- **Given task**: Copy every one of the rows below word for word, with no changes.

***** Exercise inputs

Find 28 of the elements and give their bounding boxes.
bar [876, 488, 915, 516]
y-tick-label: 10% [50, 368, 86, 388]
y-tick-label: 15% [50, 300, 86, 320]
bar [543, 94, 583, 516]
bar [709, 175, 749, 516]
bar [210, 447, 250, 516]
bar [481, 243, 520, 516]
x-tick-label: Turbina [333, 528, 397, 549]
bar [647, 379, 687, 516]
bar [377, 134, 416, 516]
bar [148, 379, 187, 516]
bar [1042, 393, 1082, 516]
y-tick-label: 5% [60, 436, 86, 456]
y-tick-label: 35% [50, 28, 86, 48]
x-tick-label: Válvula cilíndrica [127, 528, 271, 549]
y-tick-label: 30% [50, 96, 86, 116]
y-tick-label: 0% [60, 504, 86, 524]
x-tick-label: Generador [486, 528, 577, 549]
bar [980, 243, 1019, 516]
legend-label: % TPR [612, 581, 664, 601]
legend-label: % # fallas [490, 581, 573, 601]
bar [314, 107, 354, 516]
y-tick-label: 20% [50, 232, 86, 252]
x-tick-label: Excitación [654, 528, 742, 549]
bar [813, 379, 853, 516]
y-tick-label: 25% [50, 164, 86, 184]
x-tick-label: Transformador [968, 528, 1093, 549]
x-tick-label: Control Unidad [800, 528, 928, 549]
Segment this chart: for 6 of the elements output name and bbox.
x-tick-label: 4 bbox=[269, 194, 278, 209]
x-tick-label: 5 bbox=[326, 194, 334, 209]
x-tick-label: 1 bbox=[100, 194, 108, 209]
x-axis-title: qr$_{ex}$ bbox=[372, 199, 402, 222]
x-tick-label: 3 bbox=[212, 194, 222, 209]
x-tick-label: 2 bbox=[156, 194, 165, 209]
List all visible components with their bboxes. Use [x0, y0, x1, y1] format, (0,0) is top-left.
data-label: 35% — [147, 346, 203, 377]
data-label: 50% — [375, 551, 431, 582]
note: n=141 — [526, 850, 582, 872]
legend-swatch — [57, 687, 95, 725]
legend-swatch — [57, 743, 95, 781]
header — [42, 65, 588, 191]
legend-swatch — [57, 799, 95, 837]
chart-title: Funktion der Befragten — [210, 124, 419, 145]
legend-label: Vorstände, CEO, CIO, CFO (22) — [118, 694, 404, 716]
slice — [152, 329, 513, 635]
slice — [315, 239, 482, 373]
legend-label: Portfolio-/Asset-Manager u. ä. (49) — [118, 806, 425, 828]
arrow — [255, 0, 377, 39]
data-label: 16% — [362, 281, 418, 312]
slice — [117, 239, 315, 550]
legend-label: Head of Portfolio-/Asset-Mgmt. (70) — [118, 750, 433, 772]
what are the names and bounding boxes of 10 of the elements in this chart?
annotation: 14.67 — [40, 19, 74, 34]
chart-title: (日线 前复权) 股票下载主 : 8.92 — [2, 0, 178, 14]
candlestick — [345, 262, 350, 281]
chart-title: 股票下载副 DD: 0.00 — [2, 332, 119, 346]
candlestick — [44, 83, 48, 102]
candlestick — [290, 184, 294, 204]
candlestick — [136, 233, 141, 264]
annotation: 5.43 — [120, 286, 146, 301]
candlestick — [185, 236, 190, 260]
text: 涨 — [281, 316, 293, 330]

**********

- **Full output**:
Find 28 of the elements and give their bounding boxes.
bar [876, 488, 915, 516]
y-tick-label: 10% [50, 368, 86, 388]
y-tick-label: 15% [50, 300, 86, 320]
bar [543, 94, 583, 516]
bar [709, 175, 749, 516]
bar [210, 447, 250, 516]
bar [481, 243, 520, 516]
x-tick-label: Turbina [333, 528, 397, 549]
bar [647, 379, 687, 516]
bar [377, 134, 416, 516]
bar [148, 379, 187, 516]
bar [1042, 393, 1082, 516]
y-tick-label: 5% [60, 436, 86, 456]
y-tick-label: 35% [50, 28, 86, 48]
x-tick-label: Válvula cilíndrica [127, 528, 271, 549]
y-tick-label: 30% [50, 96, 86, 116]
y-tick-label: 0% [60, 504, 86, 524]
x-tick-label: Generador [486, 528, 577, 549]
bar [980, 243, 1019, 516]
legend-label: % TPR [612, 581, 664, 601]
legend-label: % # fallas [490, 581, 573, 601]
bar [314, 107, 354, 516]
y-tick-label: 20% [50, 232, 86, 252]
x-tick-label: Excitación [654, 528, 742, 549]
bar [813, 379, 853, 516]
y-tick-label: 25% [50, 164, 86, 184]
x-tick-label: Transformador [968, 528, 1093, 549]
x-tick-label: Control Unidad [800, 528, 928, 549]
Segment this chart: for 6 of the elements output name and bbox.
x-tick-label: 4 bbox=[269, 194, 278, 209]
x-tick-label: 5 bbox=[326, 194, 334, 209]
x-tick-label: 1 bbox=[100, 194, 108, 209]
x-axis-title: qr$_{ex}$ bbox=[372, 199, 402, 222]
x-tick-label: 3 bbox=[212, 194, 222, 209]
x-tick-label: 2 bbox=[156, 194, 165, 209]
List all visible components with their bboxes. Use [x0, y0, x1, y1] format, (0,0) is top-left.
data-label: 35% — [147, 346, 203, 377]
data-label: 50% — [375, 551, 431, 582]
note: n=141 — [526, 850, 582, 872]
legend-swatch — [57, 687, 95, 725]
legend-swatch — [57, 743, 95, 781]
header — [42, 65, 588, 191]
legend-swatch — [57, 799, 95, 837]
chart-title: Funktion der Befragten — [210, 124, 419, 145]
legend-label: Vorstände, CEO, CIO, CFO (22) — [118, 694, 404, 716]
slice — [152, 329, 513, 635]
slice — [315, 239, 482, 373]
legend-label: Portfolio-/Asset-Manager u. ä. (49) — [118, 806, 425, 828]
arrow — [255, 0, 377, 39]
data-label: 16% — [362, 281, 418, 312]
slice — [117, 239, 315, 550]
legend-label: Head of Portfolio-/Asset-Mgmt. (70) — [118, 750, 433, 772]
what are the names and bounding boxes of 10 of the elements in this chart?
annotation: 14.67 — [40, 19, 74, 34]
chart-title: (日线 前复权) 股票下载主 : 8.92 — [2, 0, 178, 14]
candlestick — [345, 262, 350, 281]
chart-title: 股票下载副 DD: 0.00 — [2, 332, 119, 346]
candlestick — [44, 83, 48, 102]
candlestick — [290, 184, 294, 204]
candlestick — [136, 233, 141, 264]
annotation: 5.43 — [120, 286, 146, 301]
candlestick — [185, 236, 190, 260]
text: 涨 — [281, 316, 293, 330]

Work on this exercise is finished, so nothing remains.